§ WORK TO BE COMPLETED: Can you gather every line of the records below that contains the word "Maps"? Case matters.
####
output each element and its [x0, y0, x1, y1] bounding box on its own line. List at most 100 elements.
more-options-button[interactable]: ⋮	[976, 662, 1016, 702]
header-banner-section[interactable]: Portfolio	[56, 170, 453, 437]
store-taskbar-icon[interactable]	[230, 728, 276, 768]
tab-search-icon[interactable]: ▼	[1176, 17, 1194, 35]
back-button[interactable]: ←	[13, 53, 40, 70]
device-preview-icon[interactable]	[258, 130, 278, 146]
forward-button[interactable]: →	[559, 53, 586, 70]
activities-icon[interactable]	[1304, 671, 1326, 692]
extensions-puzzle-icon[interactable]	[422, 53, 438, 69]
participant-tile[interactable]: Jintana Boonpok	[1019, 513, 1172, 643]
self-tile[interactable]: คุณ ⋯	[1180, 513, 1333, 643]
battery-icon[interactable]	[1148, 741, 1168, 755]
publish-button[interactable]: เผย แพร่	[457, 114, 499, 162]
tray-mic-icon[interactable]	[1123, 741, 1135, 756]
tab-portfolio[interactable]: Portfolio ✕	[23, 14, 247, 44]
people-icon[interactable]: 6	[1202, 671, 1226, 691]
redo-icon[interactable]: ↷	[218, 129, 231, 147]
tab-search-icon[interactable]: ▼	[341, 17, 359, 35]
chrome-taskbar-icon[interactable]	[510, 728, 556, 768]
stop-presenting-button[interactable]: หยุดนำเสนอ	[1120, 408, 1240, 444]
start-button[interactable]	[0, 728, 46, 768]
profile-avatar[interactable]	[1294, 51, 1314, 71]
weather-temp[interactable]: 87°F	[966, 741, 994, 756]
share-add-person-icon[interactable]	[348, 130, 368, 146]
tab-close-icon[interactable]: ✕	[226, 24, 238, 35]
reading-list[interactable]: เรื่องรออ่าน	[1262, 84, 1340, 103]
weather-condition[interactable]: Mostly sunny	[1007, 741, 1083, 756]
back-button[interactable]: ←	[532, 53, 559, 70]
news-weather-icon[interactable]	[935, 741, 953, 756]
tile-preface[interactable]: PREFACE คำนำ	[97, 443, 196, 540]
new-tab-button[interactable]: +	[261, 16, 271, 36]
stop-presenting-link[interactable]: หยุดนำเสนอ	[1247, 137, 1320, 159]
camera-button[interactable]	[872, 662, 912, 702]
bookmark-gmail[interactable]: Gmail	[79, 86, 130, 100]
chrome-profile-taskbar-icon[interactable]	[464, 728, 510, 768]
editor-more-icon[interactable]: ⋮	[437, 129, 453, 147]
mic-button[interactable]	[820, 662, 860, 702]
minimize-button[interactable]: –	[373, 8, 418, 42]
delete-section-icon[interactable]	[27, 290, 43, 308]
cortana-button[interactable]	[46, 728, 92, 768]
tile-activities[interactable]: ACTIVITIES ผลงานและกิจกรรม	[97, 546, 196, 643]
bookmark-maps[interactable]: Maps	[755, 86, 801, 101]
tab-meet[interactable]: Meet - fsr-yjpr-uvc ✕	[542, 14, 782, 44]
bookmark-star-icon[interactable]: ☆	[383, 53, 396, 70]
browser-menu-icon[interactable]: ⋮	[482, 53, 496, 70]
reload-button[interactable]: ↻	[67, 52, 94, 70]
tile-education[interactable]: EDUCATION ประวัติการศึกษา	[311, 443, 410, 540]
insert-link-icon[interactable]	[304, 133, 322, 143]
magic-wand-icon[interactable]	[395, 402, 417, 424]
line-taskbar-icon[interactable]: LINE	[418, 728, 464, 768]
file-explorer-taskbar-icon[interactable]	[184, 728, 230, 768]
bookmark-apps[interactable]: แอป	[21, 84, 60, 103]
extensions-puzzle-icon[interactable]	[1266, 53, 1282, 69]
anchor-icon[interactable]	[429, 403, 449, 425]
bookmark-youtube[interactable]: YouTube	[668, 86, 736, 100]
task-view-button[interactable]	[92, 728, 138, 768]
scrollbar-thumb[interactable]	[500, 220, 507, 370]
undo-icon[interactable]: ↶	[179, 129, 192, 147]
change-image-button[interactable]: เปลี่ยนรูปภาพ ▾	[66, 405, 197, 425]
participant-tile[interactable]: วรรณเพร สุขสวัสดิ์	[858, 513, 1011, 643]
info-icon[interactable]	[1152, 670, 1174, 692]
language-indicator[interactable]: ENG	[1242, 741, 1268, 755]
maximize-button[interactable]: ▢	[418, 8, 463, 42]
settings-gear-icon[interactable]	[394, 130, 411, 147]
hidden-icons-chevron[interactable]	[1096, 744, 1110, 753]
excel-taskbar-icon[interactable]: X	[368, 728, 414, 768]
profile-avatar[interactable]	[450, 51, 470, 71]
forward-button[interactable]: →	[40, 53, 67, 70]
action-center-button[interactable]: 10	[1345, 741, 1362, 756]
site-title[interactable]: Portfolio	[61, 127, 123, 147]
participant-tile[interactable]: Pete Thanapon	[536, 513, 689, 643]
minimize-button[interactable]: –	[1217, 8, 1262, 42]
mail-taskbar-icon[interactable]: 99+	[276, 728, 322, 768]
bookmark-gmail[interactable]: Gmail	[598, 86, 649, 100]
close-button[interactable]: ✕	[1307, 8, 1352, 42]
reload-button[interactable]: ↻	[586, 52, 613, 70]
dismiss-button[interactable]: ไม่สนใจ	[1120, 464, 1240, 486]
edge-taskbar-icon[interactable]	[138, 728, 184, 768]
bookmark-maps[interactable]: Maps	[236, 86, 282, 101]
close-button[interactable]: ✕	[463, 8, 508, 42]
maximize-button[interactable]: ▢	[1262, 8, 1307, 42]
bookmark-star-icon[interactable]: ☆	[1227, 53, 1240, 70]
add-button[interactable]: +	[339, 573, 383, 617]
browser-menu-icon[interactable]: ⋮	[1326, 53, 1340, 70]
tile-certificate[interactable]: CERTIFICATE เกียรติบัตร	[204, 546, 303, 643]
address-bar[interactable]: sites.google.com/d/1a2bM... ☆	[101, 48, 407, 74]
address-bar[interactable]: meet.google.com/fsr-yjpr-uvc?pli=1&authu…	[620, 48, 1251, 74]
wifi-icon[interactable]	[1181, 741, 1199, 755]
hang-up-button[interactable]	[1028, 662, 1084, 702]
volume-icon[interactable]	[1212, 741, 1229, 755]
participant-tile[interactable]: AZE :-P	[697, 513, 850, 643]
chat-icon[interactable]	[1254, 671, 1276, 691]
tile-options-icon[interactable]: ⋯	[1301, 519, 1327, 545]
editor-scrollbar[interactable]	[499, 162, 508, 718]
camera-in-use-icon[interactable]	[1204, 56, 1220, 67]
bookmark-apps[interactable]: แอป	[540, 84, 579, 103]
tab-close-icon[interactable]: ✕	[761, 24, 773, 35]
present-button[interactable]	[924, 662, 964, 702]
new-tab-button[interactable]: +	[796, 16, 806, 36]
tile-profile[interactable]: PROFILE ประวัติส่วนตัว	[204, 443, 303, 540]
####
§ REPLY TO THE EXERCISE:
bookmark-maps[interactable]: Maps	[755, 86, 801, 101]
bookmark-maps[interactable]: Maps	[236, 86, 282, 101]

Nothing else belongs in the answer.